:: Exercise aim ::
Transcribe every record that appears below, exactly and in full.

Task input start

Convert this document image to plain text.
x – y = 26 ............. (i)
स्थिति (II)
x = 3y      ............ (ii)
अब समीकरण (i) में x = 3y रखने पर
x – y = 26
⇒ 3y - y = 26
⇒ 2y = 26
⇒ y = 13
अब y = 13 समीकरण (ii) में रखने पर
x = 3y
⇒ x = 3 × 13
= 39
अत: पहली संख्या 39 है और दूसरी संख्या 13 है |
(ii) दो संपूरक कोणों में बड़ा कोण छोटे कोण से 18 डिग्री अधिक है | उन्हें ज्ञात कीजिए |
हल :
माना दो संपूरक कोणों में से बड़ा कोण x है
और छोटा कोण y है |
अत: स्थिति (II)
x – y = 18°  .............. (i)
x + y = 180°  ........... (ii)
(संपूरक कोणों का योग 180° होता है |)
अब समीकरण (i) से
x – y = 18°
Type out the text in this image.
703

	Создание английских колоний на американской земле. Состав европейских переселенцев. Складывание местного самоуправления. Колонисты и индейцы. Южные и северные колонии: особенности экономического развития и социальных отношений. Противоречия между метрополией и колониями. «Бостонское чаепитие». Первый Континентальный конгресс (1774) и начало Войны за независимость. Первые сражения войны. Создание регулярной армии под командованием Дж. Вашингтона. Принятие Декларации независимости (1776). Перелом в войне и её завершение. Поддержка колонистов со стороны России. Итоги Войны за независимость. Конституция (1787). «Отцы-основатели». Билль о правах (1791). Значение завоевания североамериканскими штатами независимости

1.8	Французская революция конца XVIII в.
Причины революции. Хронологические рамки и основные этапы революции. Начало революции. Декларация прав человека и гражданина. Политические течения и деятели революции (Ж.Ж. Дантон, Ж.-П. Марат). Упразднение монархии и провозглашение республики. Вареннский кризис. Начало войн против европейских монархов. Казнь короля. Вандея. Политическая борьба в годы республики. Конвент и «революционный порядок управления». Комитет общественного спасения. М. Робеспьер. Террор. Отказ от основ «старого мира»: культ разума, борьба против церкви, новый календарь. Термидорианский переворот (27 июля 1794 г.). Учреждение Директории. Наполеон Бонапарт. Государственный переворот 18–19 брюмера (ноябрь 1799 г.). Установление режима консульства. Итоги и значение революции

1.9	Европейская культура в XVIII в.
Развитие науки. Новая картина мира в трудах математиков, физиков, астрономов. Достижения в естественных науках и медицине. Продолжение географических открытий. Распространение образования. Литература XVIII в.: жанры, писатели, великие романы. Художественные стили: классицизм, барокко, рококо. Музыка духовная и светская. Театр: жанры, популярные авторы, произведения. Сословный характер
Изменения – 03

Task input end

:: The response ::
Convert this document image to plain text.
x – y = 26 ............. (i)
स्थिति (II)
x = 3y      ............ (ii)
अब समीकरण (i) में x = 3y रखने पर
x – y = 26
⇒ 3y - y = 26
⇒ 2y = 26
⇒ y = 13
अब y = 13 समीकरण (ii) में रखने पर
x = 3y
⇒ x = 3 × 13
= 39
अत: पहली संख्या 39 है और दूसरी संख्या 13 है |
(ii) दो संपूरक कोणों में बड़ा कोण छोटे कोण से 18 डिग्री अधिक है | उन्हें ज्ञात कीजिए |
हल :
माना दो संपूरक कोणों में से बड़ा कोण x है
और छोटा कोण y है |
अत: स्थिति (II)
x – y = 18°  .............. (i)
x + y = 180°  ........... (ii)
(संपूरक कोणों का योग 180° होता है |)
अब समीकरण (i) से
x – y = 18°
Type out the text in this image.
703

	Создание английских колоний на американской земле. Состав европейских переселенцев. Складывание местного самоуправления. Колонисты и индейцы. Южные и северные колонии: особенности экономического развития и социальных отношений. Противоречия между метрополией и колониями. «Бостонское чаепитие». Первый Континентальный конгресс (1774) и начало Войны за независимость. Первые сражения войны. Создание регулярной армии под командованием Дж. Вашингтона. Принятие Декларации независимости (1776). Перелом в войне и её завершение. Поддержка колонистов со стороны России. Итоги Войны за независимость. Конституция (1787). «Отцы-основатели». Билль о правах (1791). Значение завоевания североамериканскими штатами независимости

1.8	Французская революция конца XVIII в.
Причины революции. Хронологические рамки и основные этапы революции. Начало революции. Декларация прав человека и гражданина. Политические течения и деятели революции (Ж.Ж. Дантон, Ж.-П. Марат). Упразднение монархии и провозглашение республики. Вареннский кризис. Начало войн против европейских монархов. Казнь короля. Вандея. Политическая борьба в годы республики. Конвент и «революционный порядок управления». Комитет общественного спасения. М. Робеспьер. Террор. Отказ от основ «старого мира»: культ разума, борьба против церкви, новый календарь. Термидорианский переворот (27 июля 1794 г.). Учреждение Директории. Наполеон Бонапарт. Государственный переворот 18–19 брюмера (ноябрь 1799 г.). Установление режима консульства. Итоги и значение революции

1.9	Европейская культура в XVIII в.
Развитие науки. Новая картина мира в трудах математиков, физиков, астрономов. Достижения в естественных науках и медицине. Продолжение географических открытий. Распространение образования. Литература XVIII в.: жанры, писатели, великие романы. Художественные стили: классицизм, барокко, рококо. Музыка духовная и светская. Театр: жанры, популярные авторы, произведения. Сословный характер
Изменения – 03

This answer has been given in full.